__Given task__. From the entries below, please gather each line containing the string "Precipitation".
───── Entries shown ─────
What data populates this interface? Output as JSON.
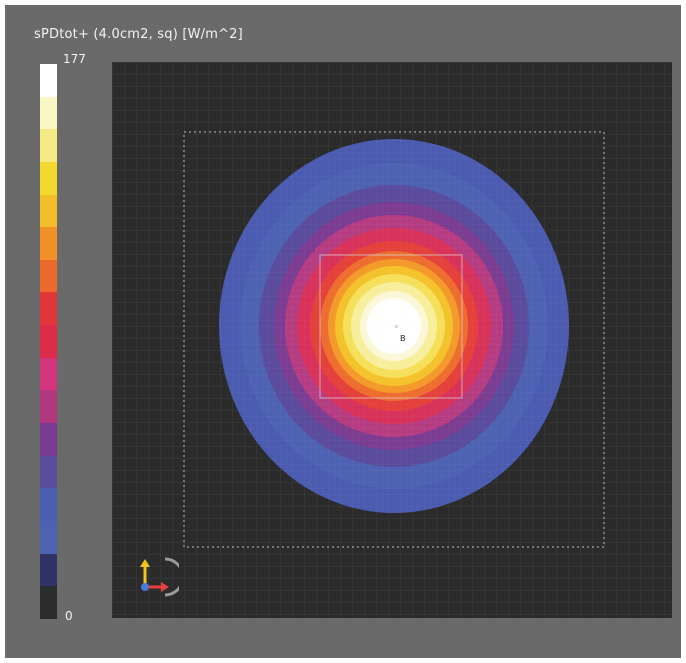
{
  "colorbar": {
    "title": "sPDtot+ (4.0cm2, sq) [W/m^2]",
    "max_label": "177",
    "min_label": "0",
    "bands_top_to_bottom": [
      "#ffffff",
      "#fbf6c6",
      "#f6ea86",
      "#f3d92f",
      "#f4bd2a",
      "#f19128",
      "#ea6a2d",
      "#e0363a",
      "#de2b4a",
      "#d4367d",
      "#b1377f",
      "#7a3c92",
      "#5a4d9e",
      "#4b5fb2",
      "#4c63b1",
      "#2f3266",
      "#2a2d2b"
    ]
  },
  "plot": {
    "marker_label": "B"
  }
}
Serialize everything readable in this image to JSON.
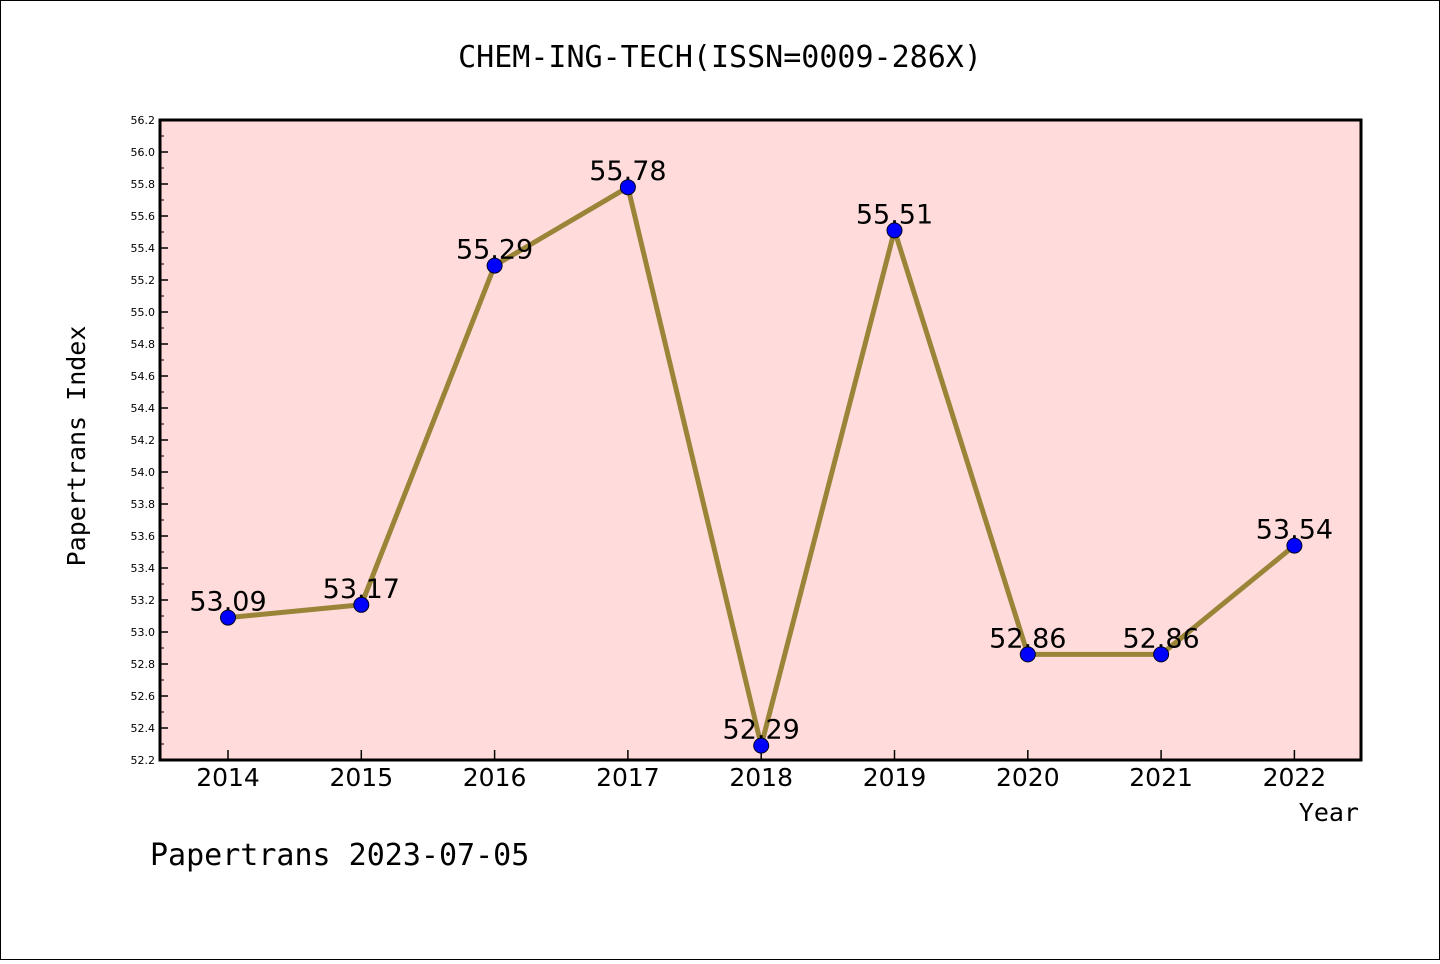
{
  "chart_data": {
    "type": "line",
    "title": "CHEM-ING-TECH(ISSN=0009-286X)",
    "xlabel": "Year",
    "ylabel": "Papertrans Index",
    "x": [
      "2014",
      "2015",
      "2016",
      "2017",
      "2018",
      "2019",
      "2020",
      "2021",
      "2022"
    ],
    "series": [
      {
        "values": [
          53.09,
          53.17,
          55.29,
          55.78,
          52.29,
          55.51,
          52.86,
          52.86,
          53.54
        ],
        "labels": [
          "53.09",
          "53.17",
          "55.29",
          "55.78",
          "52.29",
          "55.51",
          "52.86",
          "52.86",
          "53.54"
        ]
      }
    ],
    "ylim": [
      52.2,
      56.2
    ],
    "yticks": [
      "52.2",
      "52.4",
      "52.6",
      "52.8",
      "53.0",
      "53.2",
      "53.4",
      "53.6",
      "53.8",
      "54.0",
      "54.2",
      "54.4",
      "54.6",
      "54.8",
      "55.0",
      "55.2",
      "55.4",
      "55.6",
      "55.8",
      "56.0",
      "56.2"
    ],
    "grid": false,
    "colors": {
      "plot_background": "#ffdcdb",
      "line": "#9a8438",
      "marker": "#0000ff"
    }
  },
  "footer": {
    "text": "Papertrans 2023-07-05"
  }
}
─────
───── Entries shown ─────
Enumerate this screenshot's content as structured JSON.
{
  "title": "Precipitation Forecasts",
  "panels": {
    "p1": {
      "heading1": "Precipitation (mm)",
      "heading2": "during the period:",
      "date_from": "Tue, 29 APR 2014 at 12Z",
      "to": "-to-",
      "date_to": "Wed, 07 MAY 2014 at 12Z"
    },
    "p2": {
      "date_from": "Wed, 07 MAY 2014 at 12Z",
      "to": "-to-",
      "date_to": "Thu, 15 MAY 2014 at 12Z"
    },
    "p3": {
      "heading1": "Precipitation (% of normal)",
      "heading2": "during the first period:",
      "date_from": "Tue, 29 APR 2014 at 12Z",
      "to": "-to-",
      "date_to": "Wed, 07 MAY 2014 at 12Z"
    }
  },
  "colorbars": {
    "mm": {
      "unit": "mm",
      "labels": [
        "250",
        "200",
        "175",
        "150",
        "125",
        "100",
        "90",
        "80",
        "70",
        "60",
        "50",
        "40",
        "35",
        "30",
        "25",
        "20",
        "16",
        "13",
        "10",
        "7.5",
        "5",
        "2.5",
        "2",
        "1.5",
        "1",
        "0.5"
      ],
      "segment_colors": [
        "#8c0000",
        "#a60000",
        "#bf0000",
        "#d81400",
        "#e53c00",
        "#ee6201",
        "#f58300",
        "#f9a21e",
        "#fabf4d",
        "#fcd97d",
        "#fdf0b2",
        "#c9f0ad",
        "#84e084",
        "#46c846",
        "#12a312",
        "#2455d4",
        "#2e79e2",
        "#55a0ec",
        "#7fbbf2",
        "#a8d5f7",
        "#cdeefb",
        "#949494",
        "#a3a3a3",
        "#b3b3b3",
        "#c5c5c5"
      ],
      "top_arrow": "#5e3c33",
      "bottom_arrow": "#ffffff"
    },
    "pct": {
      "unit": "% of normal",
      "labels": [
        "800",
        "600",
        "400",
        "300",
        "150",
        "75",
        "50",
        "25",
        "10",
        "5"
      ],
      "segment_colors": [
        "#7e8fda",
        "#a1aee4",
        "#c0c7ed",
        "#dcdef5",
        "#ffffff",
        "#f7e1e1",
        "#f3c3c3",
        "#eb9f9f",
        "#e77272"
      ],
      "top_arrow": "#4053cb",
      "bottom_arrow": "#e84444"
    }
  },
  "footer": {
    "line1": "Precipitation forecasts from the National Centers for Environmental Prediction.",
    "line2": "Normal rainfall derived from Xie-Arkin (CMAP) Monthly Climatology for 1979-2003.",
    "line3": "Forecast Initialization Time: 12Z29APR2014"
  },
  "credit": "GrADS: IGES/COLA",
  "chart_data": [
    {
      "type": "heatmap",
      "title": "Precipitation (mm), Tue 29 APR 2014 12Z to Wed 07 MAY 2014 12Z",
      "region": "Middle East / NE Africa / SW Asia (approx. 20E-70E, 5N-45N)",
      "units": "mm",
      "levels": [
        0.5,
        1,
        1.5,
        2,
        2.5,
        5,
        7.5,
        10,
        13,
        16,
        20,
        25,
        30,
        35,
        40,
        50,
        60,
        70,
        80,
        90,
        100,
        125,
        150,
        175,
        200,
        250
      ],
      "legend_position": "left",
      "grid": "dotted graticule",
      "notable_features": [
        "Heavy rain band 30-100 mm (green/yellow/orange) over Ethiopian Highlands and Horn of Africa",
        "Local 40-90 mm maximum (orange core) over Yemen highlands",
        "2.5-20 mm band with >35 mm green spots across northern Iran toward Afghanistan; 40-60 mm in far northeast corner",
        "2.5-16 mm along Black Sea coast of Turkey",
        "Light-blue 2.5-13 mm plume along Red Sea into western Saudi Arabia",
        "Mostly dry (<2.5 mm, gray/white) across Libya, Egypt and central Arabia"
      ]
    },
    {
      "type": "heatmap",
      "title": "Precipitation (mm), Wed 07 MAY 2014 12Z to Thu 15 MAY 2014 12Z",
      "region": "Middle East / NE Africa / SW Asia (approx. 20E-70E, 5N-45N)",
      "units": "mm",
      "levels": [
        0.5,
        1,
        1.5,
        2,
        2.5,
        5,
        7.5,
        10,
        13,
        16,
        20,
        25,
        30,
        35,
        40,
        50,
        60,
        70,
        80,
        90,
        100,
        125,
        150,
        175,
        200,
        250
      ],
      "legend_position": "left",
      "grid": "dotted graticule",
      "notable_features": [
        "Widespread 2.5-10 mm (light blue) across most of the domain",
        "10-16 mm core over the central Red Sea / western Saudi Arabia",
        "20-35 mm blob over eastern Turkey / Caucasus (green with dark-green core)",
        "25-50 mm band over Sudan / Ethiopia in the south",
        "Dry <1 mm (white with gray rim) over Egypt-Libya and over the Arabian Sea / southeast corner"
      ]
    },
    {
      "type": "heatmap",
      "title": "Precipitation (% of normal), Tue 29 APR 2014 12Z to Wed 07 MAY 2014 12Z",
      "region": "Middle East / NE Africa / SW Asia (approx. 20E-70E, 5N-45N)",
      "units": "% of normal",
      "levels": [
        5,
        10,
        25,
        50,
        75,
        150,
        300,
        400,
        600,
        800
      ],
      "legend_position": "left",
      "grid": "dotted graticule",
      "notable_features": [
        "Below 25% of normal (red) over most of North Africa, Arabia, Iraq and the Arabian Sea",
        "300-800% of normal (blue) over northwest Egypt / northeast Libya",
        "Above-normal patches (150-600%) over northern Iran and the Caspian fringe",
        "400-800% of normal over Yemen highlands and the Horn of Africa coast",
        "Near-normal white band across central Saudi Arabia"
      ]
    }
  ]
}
─────
__Answer below__.
  "title": "Precipitation Forecasts",
      "heading1": "Precipitation (mm)",
      "heading1": "Precipitation (% of normal)",
    "line1": "Precipitation forecasts from the National Centers for Environmental Prediction.",
      "title": "Precipitation (mm), Tue 29 APR 2014 12Z to Wed 07 MAY 2014 12Z",
      "title": "Precipitation (mm), Wed 07 MAY 2014 12Z to Thu 15 MAY 2014 12Z",
      "title": "Precipitation (% of normal), Tue 29 APR 2014 12Z to Wed 07 MAY 2014 12Z",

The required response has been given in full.